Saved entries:
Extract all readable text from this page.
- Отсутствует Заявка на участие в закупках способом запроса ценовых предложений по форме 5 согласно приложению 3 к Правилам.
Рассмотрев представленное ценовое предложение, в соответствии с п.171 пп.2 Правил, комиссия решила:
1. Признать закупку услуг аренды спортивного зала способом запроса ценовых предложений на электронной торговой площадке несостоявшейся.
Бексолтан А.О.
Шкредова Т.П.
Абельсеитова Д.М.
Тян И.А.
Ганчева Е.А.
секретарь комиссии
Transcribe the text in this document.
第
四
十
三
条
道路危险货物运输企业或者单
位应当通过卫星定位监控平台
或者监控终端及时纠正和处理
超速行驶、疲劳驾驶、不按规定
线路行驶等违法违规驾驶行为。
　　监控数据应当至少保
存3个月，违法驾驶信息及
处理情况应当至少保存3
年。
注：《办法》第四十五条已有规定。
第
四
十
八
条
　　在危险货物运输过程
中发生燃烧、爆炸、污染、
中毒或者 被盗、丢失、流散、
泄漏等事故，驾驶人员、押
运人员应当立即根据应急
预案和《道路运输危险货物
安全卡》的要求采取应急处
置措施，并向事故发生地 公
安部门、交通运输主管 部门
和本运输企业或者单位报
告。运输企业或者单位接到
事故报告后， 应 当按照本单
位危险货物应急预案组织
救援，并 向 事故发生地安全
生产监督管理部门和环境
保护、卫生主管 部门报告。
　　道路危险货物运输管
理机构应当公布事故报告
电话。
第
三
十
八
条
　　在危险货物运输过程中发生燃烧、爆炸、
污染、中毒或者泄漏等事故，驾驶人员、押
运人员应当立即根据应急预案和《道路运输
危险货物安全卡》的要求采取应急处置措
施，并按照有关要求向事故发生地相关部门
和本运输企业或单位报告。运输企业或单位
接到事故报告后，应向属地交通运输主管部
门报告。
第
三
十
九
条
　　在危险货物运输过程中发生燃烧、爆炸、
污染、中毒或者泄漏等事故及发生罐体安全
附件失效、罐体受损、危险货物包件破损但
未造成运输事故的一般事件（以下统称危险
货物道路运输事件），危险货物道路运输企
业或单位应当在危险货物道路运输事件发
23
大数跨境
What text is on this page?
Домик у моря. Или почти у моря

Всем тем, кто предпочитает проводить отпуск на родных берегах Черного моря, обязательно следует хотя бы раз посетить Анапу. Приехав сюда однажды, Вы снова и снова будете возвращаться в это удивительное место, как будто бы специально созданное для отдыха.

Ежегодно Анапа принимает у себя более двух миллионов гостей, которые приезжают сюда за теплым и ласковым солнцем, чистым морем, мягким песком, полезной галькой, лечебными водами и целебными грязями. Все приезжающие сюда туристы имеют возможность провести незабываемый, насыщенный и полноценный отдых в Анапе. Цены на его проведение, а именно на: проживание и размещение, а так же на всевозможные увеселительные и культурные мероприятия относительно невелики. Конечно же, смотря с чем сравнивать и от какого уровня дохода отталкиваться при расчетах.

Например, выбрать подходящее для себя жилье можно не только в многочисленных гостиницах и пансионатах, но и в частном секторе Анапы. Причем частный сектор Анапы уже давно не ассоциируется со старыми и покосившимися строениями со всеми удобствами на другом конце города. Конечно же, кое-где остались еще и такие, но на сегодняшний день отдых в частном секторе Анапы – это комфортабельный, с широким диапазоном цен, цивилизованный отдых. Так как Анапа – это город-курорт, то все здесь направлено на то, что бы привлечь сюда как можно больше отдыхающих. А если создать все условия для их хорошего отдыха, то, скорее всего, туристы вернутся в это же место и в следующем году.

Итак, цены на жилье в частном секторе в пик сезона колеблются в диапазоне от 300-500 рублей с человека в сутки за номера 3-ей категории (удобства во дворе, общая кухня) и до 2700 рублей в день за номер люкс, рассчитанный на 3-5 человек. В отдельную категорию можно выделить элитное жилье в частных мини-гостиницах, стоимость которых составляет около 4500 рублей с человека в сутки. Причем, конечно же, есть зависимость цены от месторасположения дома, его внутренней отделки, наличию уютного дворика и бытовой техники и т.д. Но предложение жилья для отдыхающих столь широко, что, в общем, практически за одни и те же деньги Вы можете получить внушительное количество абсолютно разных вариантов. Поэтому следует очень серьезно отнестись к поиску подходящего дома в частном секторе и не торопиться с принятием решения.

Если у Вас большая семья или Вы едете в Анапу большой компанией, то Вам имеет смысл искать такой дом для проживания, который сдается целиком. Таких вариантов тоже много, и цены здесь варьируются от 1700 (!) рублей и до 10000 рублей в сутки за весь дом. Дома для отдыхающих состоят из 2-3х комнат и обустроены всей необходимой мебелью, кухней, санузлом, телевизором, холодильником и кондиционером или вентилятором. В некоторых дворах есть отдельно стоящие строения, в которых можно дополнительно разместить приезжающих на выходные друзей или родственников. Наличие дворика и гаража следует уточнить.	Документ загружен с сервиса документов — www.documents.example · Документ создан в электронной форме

> **PROBLEM**
Would you give the material above again, complete and exact?

> **FULL RESPONSE**
Extract all readable text from this page.
- Отсутствует Заявка на участие в закупках способом запроса ценовых предложений по форме 5 согласно приложению 3 к Правилам.
Рассмотрев представленное ценовое предложение, в соответствии с п.171 пп.2 Правил, комиссия решила:
1. Признать закупку услуг аренды спортивного зала способом запроса ценовых предложений на электронной торговой площадке несостоявшейся.
Бексолтан А.О.
Шкредова Т.П.
Абельсеитова Д.М.
Тян И.А.
Ганчева Е.А.
секретарь комиссии
Transcribe the text in this document.
第
四
十
三
条
道路危险货物运输企业或者单
位应当通过卫星定位监控平台
或者监控终端及时纠正和处理
超速行驶、疲劳驾驶、不按规定
线路行驶等违法违规驾驶行为。
　　监控数据应当至少保
存3个月，违法驾驶信息及
处理情况应当至少保存3
年。
注：《办法》第四十五条已有规定。
第
四
十
八
条
　　在危险货物运输过程
中发生燃烧、爆炸、污染、
中毒或者 被盗、丢失、流散、
泄漏等事故，驾驶人员、押
运人员应当立即根据应急
预案和《道路运输危险货物
安全卡》的要求采取应急处
置措施，并向事故发生地 公
安部门、交通运输主管 部门
和本运输企业或者单位报
告。运输企业或者单位接到
事故报告后， 应 当按照本单
位危险货物应急预案组织
救援，并 向 事故发生地安全
生产监督管理部门和环境
保护、卫生主管 部门报告。
　　道路危险货物运输管
理机构应当公布事故报告
电话。
第
三
十
八
条
　　在危险货物运输过程中发生燃烧、爆炸、
污染、中毒或者泄漏等事故，驾驶人员、押
运人员应当立即根据应急预案和《道路运输
危险货物安全卡》的要求采取应急处置措
施，并按照有关要求向事故发生地相关部门
和本运输企业或单位报告。运输企业或单位
接到事故报告后，应向属地交通运输主管部
门报告。
第
三
十
九
条
　　在危险货物运输过程中发生燃烧、爆炸、
污染、中毒或者泄漏等事故及发生罐体安全
附件失效、罐体受损、危险货物包件破损但
未造成运输事故的一般事件（以下统称危险
货物道路运输事件），危险货物道路运输企
业或单位应当在危险货物道路运输事件发
23
大数跨境
What text is on this page?
Домик у моря. Или почти у моря

Всем тем, кто предпочитает проводить отпуск на родных берегах Черного моря, обязательно следует хотя бы раз посетить Анапу. Приехав сюда однажды, Вы снова и снова будете возвращаться в это удивительное место, как будто бы специально созданное для отдыха.

Ежегодно Анапа принимает у себя более двух миллионов гостей, которые приезжают сюда за теплым и ласковым солнцем, чистым морем, мягким песком, полезной галькой, лечебными водами и целебными грязями. Все приезжающие сюда туристы имеют возможность провести незабываемый, насыщенный и полноценный отдых в Анапе. Цены на его проведение, а именно на: проживание и размещение, а так же на всевозможные увеселительные и культурные мероприятия относительно невелики. Конечно же, смотря с чем сравнивать и от какого уровня дохода отталкиваться при расчетах.

Например, выбрать подходящее для себя жилье можно не только в многочисленных гостиницах и пансионатах, но и в частном секторе Анапы. Причем частный сектор Анапы уже давно не ассоциируется со старыми и покосившимися строениями со всеми удобствами на другом конце города. Конечно же, кое-где остались еще и такие, но на сегодняшний день отдых в частном секторе Анапы – это комфортабельный, с широким диапазоном цен, цивилизованный отдых. Так как Анапа – это город-курорт, то все здесь направлено на то, что бы привлечь сюда как можно больше отдыхающих. А если создать все условия для их хорошего отдыха, то, скорее всего, туристы вернутся в это же место и в следующем году.

Итак, цены на жилье в частном секторе в пик сезона колеблются в диапазоне от 300-500 рублей с человека в сутки за номера 3-ей категории (удобства во дворе, общая кухня) и до 2700 рублей в день за номер люкс, рассчитанный на 3-5 человек. В отдельную категорию можно выделить элитное жилье в частных мини-гостиницах, стоимость которых составляет около 4500 рублей с человека в сутки. Причем, конечно же, есть зависимость цены от месторасположения дома, его внутренней отделки, наличию уютного дворика и бытовой техники и т.д. Но предложение жилья для отдыхающих столь широко, что, в общем, практически за одни и те же деньги Вы можете получить внушительное количество абсолютно разных вариантов. Поэтому следует очень серьезно отнестись к поиску подходящего дома в частном секторе и не торопиться с принятием решения.

Если у Вас большая семья или Вы едете в Анапу большой компанией, то Вам имеет смысл искать такой дом для проживания, который сдается целиком. Таких вариантов тоже много, и цены здесь варьируются от 1700 (!) рублей и до 10000 рублей в сутки за весь дом. Дома для отдыхающих состоят из 2-3х комнат и обустроены всей необходимой мебелью, кухней, санузлом, телевизором, холодильником и кондиционером или вентилятором. В некоторых дворах есть отдельно стоящие строения, в которых можно дополнительно разместить приезжающих на выходные друзей или родственников. Наличие дворика и гаража следует уточнить.	Документ загружен с сервиса документов — www.documents.example · Документ создан в электронной форме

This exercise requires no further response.